**Given problem**.
Extract the complete listing and output it unchanged.

[Stored records]
— START —
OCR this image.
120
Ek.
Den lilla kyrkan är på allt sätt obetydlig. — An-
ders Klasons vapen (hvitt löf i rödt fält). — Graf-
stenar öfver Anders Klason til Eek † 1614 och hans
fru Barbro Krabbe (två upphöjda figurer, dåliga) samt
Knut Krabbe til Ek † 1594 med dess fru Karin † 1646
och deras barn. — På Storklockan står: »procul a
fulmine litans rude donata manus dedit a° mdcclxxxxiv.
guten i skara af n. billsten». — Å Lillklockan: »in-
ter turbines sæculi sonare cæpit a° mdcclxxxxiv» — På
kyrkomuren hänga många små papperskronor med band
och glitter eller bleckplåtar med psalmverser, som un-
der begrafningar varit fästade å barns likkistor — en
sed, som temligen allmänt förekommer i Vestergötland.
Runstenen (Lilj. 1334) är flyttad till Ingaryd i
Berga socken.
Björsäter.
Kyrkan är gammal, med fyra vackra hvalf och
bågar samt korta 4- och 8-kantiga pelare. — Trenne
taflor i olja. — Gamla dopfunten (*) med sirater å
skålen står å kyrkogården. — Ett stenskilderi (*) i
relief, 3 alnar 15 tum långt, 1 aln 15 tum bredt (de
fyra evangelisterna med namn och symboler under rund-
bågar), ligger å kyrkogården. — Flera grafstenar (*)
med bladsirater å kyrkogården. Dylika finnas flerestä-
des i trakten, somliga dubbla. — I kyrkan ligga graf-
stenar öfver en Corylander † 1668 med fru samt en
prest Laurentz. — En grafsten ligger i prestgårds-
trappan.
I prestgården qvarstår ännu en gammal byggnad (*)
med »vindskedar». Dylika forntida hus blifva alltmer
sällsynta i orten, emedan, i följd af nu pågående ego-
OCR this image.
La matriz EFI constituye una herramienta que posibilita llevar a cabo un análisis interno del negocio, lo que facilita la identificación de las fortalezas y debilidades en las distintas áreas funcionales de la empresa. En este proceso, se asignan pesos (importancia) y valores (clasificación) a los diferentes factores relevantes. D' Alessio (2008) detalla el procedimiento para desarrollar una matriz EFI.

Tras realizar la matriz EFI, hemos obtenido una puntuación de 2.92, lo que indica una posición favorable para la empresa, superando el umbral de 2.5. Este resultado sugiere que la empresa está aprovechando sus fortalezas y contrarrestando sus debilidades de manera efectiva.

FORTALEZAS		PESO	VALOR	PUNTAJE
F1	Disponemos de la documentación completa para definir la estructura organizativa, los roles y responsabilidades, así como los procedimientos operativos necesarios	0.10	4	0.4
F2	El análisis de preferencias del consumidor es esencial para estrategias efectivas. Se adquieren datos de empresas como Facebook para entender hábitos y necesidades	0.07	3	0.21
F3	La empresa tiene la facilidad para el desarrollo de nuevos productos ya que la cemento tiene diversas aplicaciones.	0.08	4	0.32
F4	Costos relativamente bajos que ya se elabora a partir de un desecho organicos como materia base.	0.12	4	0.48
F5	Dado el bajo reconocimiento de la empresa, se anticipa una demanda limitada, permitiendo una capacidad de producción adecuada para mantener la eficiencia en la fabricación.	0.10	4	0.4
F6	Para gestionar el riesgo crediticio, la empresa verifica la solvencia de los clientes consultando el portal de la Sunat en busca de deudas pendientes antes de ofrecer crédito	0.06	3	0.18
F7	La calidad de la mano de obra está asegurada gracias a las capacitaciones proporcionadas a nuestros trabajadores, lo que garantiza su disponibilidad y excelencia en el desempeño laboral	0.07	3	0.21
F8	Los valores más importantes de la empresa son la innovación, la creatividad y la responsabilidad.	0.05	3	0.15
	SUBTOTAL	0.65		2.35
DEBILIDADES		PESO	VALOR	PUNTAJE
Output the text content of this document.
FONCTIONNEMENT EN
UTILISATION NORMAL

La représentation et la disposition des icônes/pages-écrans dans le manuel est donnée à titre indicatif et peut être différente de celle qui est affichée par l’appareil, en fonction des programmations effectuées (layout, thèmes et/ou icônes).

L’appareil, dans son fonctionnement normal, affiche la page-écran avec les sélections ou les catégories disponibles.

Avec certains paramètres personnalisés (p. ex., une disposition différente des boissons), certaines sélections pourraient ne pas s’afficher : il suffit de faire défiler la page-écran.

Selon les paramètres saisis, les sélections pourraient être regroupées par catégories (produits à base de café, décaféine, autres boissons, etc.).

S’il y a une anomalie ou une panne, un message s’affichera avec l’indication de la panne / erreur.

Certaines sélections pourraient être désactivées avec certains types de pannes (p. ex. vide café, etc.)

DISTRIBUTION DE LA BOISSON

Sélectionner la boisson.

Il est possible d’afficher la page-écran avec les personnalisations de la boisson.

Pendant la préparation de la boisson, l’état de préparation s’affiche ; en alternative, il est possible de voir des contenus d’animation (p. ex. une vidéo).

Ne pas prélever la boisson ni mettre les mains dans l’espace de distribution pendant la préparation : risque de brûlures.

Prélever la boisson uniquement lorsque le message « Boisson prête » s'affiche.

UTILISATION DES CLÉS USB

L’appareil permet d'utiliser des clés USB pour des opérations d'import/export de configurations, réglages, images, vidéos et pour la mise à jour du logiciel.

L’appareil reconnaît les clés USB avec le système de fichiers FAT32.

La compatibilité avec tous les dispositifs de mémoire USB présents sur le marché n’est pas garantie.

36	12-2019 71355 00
— END —
**Task response**.
OCR this image.
120
Ek.
Den lilla kyrkan är på allt sätt obetydlig. — An-
ders Klasons vapen (hvitt löf i rödt fält). — Graf-
stenar öfver Anders Klason til Eek † 1614 och hans
fru Barbro Krabbe (två upphöjda figurer, dåliga) samt
Knut Krabbe til Ek † 1594 med dess fru Karin † 1646
och deras barn. — På Storklockan står: »procul a
fulmine litans rude donata manus dedit a° mdcclxxxxiv.
guten i skara af n. billsten». — Å Lillklockan: »in-
ter turbines sæculi sonare cæpit a° mdcclxxxxiv» — På
kyrkomuren hänga många små papperskronor med band
och glitter eller bleckplåtar med psalmverser, som un-
der begrafningar varit fästade å barns likkistor — en
sed, som temligen allmänt förekommer i Vestergötland.
Runstenen (Lilj. 1334) är flyttad till Ingaryd i
Berga socken.
Björsäter.
Kyrkan är gammal, med fyra vackra hvalf och
bågar samt korta 4- och 8-kantiga pelare. — Trenne
taflor i olja. — Gamla dopfunten (*) med sirater å
skålen står å kyrkogården. — Ett stenskilderi (*) i
relief, 3 alnar 15 tum långt, 1 aln 15 tum bredt (de
fyra evangelisterna med namn och symboler under rund-
bågar), ligger å kyrkogården. — Flera grafstenar (*)
med bladsirater å kyrkogården. Dylika finnas flerestä-
des i trakten, somliga dubbla. — I kyrkan ligga graf-
stenar öfver en Corylander † 1668 med fru samt en
prest Laurentz. — En grafsten ligger i prestgårds-
trappan.
I prestgården qvarstår ännu en gammal byggnad (*)
med »vindskedar». Dylika forntida hus blifva alltmer
sällsynta i orten, emedan, i följd af nu pågående ego-
OCR this image.
La matriz EFI constituye una herramienta que posibilita llevar a cabo un análisis interno del negocio, lo que facilita la identificación de las fortalezas y debilidades en las distintas áreas funcionales de la empresa. En este proceso, se asignan pesos (importancia) y valores (clasificación) a los diferentes factores relevantes. D' Alessio (2008) detalla el procedimiento para desarrollar una matriz EFI.

Tras realizar la matriz EFI, hemos obtenido una puntuación de 2.92, lo que indica una posición favorable para la empresa, superando el umbral de 2.5. Este resultado sugiere que la empresa está aprovechando sus fortalezas y contrarrestando sus debilidades de manera efectiva.

FORTALEZAS		PESO	VALOR	PUNTAJE
F1	Disponemos de la documentación completa para definir la estructura organizativa, los roles y responsabilidades, así como los procedimientos operativos necesarios	0.10	4	0.4
F2	El análisis de preferencias del consumidor es esencial para estrategias efectivas. Se adquieren datos de empresas como Facebook para entender hábitos y necesidades	0.07	3	0.21
F3	La empresa tiene la facilidad para el desarrollo de nuevos productos ya que la cemento tiene diversas aplicaciones.	0.08	4	0.32
F4	Costos relativamente bajos que ya se elabora a partir de un desecho organicos como materia base.	0.12	4	0.48
F5	Dado el bajo reconocimiento de la empresa, se anticipa una demanda limitada, permitiendo una capacidad de producción adecuada para mantener la eficiencia en la fabricación.	0.10	4	0.4
F6	Para gestionar el riesgo crediticio, la empresa verifica la solvencia de los clientes consultando el portal de la Sunat en busca de deudas pendientes antes de ofrecer crédito	0.06	3	0.18
F7	La calidad de la mano de obra está asegurada gracias a las capacitaciones proporcionadas a nuestros trabajadores, lo que garantiza su disponibilidad y excelencia en el desempeño laboral	0.07	3	0.21
F8	Los valores más importantes de la empresa son la innovación, la creatividad y la responsabilidad.	0.05	3	0.15
	SUBTOTAL	0.65		2.35
DEBILIDADES		PESO	VALOR	PUNTAJE
Output the text content of this document.
FONCTIONNEMENT EN
UTILISATION NORMAL

La représentation et la disposition des icônes/pages-écrans dans le manuel est donnée à titre indicatif et peut être différente de celle qui est affichée par l’appareil, en fonction des programmations effectuées (layout, thèmes et/ou icônes).

L’appareil, dans son fonctionnement normal, affiche la page-écran avec les sélections ou les catégories disponibles.

Avec certains paramètres personnalisés (p. ex., une disposition différente des boissons), certaines sélections pourraient ne pas s’afficher : il suffit de faire défiler la page-écran.

Selon les paramètres saisis, les sélections pourraient être regroupées par catégories (produits à base de café, décaféine, autres boissons, etc.).

S’il y a une anomalie ou une panne, un message s’affichera avec l’indication de la panne / erreur.

Certaines sélections pourraient être désactivées avec certains types de pannes (p. ex. vide café, etc.)

DISTRIBUTION DE LA BOISSON

Sélectionner la boisson.

Il est possible d’afficher la page-écran avec les personnalisations de la boisson.

Pendant la préparation de la boisson, l’état de préparation s’affiche ; en alternative, il est possible de voir des contenus d’animation (p. ex. une vidéo).

Ne pas prélever la boisson ni mettre les mains dans l’espace de distribution pendant la préparation : risque de brûlures.

Prélever la boisson uniquement lorsque le message « Boisson prête » s'affiche.

UTILISATION DES CLÉS USB

L’appareil permet d'utiliser des clés USB pour des opérations d'import/export de configurations, réglages, images, vidéos et pour la mise à jour du logiciel.

L’appareil reconnaît les clés USB avec le système de fichiers FAT32.

La compatibilité avec tous les dispositifs de mémoire USB présents sur le marché n’est pas garantie.

36	12-2019 71355 00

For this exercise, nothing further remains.